Task to carry out
Copy out all of the material, matching it word for word.

Input data
** start **

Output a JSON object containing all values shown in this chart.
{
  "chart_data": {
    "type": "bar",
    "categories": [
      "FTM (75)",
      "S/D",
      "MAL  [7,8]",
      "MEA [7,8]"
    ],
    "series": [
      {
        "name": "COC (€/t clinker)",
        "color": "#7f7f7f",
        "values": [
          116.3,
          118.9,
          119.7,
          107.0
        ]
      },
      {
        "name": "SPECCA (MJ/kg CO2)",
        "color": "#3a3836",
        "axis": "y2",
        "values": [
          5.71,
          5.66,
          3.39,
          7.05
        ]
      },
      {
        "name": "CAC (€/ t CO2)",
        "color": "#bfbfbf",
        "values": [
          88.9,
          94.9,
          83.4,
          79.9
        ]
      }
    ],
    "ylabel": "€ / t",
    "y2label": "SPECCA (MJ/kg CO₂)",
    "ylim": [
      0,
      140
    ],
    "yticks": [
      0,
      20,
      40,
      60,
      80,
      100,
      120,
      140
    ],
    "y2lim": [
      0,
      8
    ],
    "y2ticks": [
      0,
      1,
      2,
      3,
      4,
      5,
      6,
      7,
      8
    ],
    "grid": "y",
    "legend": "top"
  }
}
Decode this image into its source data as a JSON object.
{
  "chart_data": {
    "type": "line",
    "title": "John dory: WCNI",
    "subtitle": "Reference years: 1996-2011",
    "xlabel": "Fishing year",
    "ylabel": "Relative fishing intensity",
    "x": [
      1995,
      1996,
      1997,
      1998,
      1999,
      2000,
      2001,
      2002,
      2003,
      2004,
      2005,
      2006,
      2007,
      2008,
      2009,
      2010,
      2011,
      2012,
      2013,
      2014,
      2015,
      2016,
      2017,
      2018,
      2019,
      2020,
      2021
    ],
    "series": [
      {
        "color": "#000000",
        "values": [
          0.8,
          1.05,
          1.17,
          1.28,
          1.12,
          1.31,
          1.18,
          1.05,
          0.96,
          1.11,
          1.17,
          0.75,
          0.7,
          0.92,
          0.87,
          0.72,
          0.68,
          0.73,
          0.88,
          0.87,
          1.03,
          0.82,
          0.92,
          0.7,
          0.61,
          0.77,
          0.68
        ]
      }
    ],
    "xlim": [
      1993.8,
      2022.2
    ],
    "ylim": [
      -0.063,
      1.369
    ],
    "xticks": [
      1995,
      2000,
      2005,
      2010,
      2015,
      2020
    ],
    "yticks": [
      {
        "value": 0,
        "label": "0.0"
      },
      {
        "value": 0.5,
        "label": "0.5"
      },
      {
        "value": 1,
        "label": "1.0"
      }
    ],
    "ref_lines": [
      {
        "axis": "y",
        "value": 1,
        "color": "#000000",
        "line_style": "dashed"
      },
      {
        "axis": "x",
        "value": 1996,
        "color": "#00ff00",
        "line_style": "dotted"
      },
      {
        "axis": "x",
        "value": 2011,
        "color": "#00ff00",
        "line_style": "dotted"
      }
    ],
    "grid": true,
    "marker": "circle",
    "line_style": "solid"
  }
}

** end **

Full output
Output a JSON object containing all values shown in this chart.
{
  "chart_data": {
    "type": "bar",
    "categories": [
      "FTM (75)",
      "S/D",
      "MAL  [7,8]",
      "MEA [7,8]"
    ],
    "series": [
      {
        "name": "COC (€/t clinker)",
        "color": "#7f7f7f",
        "values": [
          116.3,
          118.9,
          119.7,
          107.0
        ]
      },
      {
        "name": "SPECCA (MJ/kg CO2)",
        "color": "#3a3836",
        "axis": "y2",
        "values": [
          5.71,
          5.66,
          3.39,
          7.05
        ]
      },
      {
        "name": "CAC (€/ t CO2)",
        "color": "#bfbfbf",
        "values": [
          88.9,
          94.9,
          83.4,
          79.9
        ]
      }
    ],
    "ylabel": "€ / t",
    "y2label": "SPECCA (MJ/kg CO₂)",
    "ylim": [
      0,
      140
    ],
    "yticks": [
      0,
      20,
      40,
      60,
      80,
      100,
      120,
      140
    ],
    "y2lim": [
      0,
      8
    ],
    "y2ticks": [
      0,
      1,
      2,
      3,
      4,
      5,
      6,
      7,
      8
    ],
    "grid": "y",
    "legend": "top"
  }
}
Decode this image into its source data as a JSON object.
{
  "chart_data": {
    "type": "line",
    "title": "John dory: WCNI",
    "subtitle": "Reference years: 1996-2011",
    "xlabel": "Fishing year",
    "ylabel": "Relative fishing intensity",
    "x": [
      1995,
      1996,
      1997,
      1998,
      1999,
      2000,
      2001,
      2002,
      2003,
      2004,
      2005,
      2006,
      2007,
      2008,
      2009,
      2010,
      2011,
      2012,
      2013,
      2014,
      2015,
      2016,
      2017,
      2018,
      2019,
      2020,
      2021
    ],
    "series": [
      {
        "color": "#000000",
        "values": [
          0.8,
          1.05,
          1.17,
          1.28,
          1.12,
          1.31,
          1.18,
          1.05,
          0.96,
          1.11,
          1.17,
          0.75,
          0.7,
          0.92,
          0.87,
          0.72,
          0.68,
          0.73,
          0.88,
          0.87,
          1.03,
          0.82,
          0.92,
          0.7,
          0.61,
          0.77,
          0.68
        ]
      }
    ],
    "xlim": [
      1993.8,
      2022.2
    ],
    "ylim": [
      -0.063,
      1.369
    ],
    "xticks": [
      1995,
      2000,
      2005,
      2010,
      2015,
      2020
    ],
    "yticks": [
      {
        "value": 0,
        "label": "0.0"
      },
      {
        "value": 0.5,
        "label": "0.5"
      },
      {
        "value": 1,
        "label": "1.0"
      }
    ],
    "ref_lines": [
      {
        "axis": "y",
        "value": 1,
        "color": "#000000",
        "line_style": "dashed"
      },
      {
        "axis": "x",
        "value": 1996,
        "color": "#00ff00",
        "line_style": "dotted"
      },
      {
        "axis": "x",
        "value": 2011,
        "color": "#00ff00",
        "line_style": "dotted"
      }
    ],
    "grid": true,
    "marker": "circle",
    "line_style": "solid"
  }
}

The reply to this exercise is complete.